_TASK_:
Skip every image and restate the data word for word.

_AVAILABLE DATA_:
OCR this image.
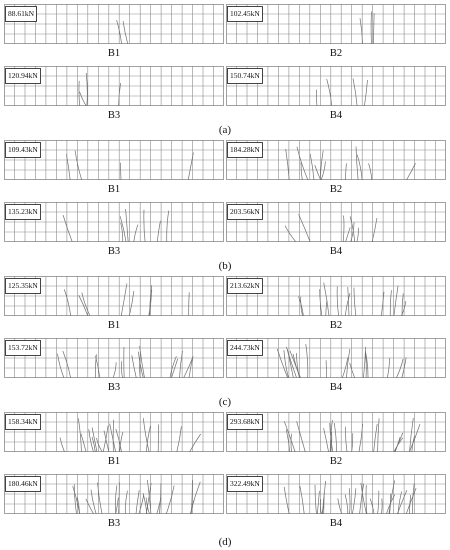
88.61kN
B1
102.45kN
B2
120.94kN
B3
150.74kN
B4
(a)
109.43kN
B1
184.28kN
B2
135.23kN
B3
203.56kN
B4
(b)
125.35kN
B1
213.62kN
B2
153.72kN
B3
244.73kN
B4
(c)
158.34kN
B1
293.68kN
B2
180.46kN
B3
322.49kN
B4
(d)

_CORRECT RESPONSE_:
OCR this image.
88.61kN
B1
102.45kN
B2
120.94kN
B3
150.74kN
B4
(a)
109.43kN
B1
184.28kN
B2
135.23kN
B3
203.56kN
B4
(b)
125.35kN
B1
213.62kN
B2
153.72kN
B3
244.73kN
B4
(c)
158.34kN
B1
293.68kN
B2
180.46kN
B3
322.49kN
B4
(d)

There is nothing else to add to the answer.